This study focuses on Guinée Forestière, one of four geographic regions of Guinea, which covers approximately 17% (42,760 km2) of Guinea's surface area (245,860 km2). Guinée Forestière exemplifies why the Upper Guinean Forests are a biodiversity hotspot, as it the home to at least 16 out of the 28 threatened terrestrial mammal species in Guinea (IUCN 2020). These species include pygmy hippopotamuses (Choeropsis liberiensis), western chimpanzees (Pan troglodytes verus), forest elephants (Loxodonta cyclotis), white-bellied pangolins (Phataginus tricuspis), and Nimba otter shrews (Micropotamogale lamottei).

We identified five PAs of high biodiversity importance for use in this analysis (hereafter high biodiversity areas or HBAs) (figure 1). The HBAs listed below were chosen because they are considered strongholds of the Upper Guinean Forests within Guinée Forestière (Van Rompaey et al 2001)and were either identified by Brugiere and Kormos (2009) as Key Biodiversity Areas (KBAs) in Guinea or have been internationally recognized for their high biodiversity. Although not explicitly listed within a particular IUCN PA category, Classified Forests are typically areas of forests with management plans and limitations on activities allowed within their borders (FAO 2010). We considered Classified Forests as PAs for the purpose of this study. Additionally, all of the KBAs located in Guinée Forestière are Classified Forests. The five HBAs chosen for analysis in this study are described below.

  • 1.  
    The Mont Nimba Biosphere Reserve is an internationally recognized PA designated by UNESCO as part of the Man and Biosphere Programme. This site consists of three core areas (the Mount Nimba Strict Nature Reserve, Bossou Hills, and Déré Forest) covering a total of 253.6 km2.
  • 2.  
    Massif du Ziama Biosphere Reserve is a nationally Classified Forest identified as a KBA by Brugiere and Kormos (2009) that is also part of the Man and Biosphere Programme. It consists of a single core area covering 1159.1 km2.
______
(Directions)
1: In the passage on Guinée Forestière, what total area do the three core areas of the Mont Nimba Biosphere Reserve cover?
2: List every threatened mammal species that the passage on Guinée Forestière names, with its scientific name.
3: Resume the passage on Guinée Forestière after its final sentence.
The records have no connection to the passage on Guinée Forestière.

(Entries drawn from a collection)
______
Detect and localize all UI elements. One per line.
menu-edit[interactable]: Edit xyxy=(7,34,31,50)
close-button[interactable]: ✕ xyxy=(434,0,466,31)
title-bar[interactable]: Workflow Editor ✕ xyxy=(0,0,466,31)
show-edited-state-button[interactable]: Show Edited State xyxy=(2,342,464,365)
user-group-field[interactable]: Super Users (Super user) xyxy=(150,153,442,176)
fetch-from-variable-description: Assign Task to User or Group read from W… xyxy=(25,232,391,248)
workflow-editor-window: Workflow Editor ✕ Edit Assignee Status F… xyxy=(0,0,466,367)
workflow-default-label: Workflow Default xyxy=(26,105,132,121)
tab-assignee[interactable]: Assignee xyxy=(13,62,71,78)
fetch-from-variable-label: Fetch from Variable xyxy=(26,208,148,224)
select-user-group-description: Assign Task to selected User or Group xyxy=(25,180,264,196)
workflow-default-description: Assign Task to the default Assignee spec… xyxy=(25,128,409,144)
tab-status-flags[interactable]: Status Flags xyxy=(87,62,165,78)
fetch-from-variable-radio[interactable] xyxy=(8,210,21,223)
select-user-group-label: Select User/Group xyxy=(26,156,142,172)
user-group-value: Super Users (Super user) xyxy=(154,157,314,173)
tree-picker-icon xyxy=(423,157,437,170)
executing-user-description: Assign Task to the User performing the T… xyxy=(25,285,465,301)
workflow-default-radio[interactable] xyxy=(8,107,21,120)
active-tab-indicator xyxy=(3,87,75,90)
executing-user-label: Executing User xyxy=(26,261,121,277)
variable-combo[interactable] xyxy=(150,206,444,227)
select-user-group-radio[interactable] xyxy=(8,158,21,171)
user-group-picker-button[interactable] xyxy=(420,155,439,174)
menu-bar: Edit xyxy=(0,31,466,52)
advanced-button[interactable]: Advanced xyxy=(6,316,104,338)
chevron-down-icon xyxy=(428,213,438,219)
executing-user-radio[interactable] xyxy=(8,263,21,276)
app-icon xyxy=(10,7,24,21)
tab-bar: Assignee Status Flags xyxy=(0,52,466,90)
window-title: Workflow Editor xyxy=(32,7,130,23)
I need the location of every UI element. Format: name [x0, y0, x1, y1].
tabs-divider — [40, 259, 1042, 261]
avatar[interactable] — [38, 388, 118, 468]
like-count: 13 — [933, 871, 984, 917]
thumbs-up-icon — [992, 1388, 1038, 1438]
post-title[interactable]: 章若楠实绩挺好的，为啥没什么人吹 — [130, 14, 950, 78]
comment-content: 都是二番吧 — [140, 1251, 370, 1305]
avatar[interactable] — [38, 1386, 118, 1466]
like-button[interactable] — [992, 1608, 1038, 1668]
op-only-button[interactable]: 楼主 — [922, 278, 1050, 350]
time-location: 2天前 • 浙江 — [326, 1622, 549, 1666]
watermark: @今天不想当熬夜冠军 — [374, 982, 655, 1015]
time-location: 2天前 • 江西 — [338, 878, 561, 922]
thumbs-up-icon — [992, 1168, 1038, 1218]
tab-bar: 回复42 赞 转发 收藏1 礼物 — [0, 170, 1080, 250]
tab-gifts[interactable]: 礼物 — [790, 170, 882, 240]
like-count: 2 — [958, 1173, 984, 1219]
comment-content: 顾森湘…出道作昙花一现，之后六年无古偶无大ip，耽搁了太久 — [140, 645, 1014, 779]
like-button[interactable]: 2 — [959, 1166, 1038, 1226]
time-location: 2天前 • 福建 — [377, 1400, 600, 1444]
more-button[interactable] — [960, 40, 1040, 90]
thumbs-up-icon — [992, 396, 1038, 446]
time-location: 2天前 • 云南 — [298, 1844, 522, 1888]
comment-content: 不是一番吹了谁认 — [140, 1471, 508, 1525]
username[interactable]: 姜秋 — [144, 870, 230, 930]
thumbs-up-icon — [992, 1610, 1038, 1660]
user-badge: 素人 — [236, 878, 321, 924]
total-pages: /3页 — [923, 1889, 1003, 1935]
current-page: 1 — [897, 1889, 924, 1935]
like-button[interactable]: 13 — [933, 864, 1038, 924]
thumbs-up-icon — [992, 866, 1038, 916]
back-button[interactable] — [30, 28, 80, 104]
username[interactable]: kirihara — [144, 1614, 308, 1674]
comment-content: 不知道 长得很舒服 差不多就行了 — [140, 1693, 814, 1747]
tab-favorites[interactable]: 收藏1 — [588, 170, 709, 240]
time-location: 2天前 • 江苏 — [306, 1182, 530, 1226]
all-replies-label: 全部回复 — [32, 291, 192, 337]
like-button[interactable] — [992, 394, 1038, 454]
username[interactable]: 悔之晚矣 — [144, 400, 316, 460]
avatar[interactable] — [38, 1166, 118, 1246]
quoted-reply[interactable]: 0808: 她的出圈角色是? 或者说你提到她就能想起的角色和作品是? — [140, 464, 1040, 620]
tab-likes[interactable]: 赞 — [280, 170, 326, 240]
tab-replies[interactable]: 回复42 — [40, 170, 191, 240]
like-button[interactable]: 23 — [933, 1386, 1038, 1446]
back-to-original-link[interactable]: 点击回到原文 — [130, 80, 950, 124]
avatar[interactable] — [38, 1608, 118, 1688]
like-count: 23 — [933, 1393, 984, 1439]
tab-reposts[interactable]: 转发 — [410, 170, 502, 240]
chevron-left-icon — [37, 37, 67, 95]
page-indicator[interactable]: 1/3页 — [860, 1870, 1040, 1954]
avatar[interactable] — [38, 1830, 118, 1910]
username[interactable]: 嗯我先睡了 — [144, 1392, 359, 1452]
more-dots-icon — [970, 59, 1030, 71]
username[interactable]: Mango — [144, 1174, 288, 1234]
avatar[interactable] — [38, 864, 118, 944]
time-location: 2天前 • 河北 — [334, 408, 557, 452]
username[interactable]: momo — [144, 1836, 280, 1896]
______
(Answers for each item)
1: 253.6 km2

2:
- Pygmy hippopotamuses (Choeropsis liberiensis)
- Western chimpanzees (Pan troglodytes verus)
- Forest elephants (Loxodonta cyclotis)
- White-bellied pangolins (Phataginus tricuspis)
- Nimba otter shrews (Micropotamogale lamottei)

3:
  • 3.  
    Diécké Forest is a nationally Classified Forest that was identified as a KBA by Brugiere and Kormos (2009). It covers 591.8 km2.
  • 4.  
    Pic de Fon is a nationally Classified Forest and KBA that was identified as a KBA by Brugiere and Kormos (2009). It covers 320.9 km2.
  • 5.  
    Mount Bero is a nationally Classified Forest and KBA that was identified as a KBA by Brugiere and Kormos (2009). It covers 274.6 km2.

Figure 1.

Figure 1. Location of the Guinean Forests of West Africa (GFWA) hotspot (including Upper and Lower Guinean Forests sub-regions) (figure 1(a)) along with the 5 HBAs (green polygons) within the study area (Guinée Forestière) (figure 1(b)). The HBAs are labeled as: 1a = Mount Nimba Strict Nature Reserve core area of the Mont Nimba Biosphere Reserve; 1b = Bossou Hills core area of Mont Nimba Biosphere Reserve; 1c = Déré Forest core area of the Mont Nimba Biosphere Reserve; 2 = Massif du Ziama Biosphere Reserve; 3 = Diécké Forest; 4 = Pic de Fon; 5 = Mount Bero. Shapefiles of boundaries for the HBAs were compiled from UNEP-WCMC and IUCN (2019). GFWA hotspot boundaries were sourced from Mittermeier et al (2004).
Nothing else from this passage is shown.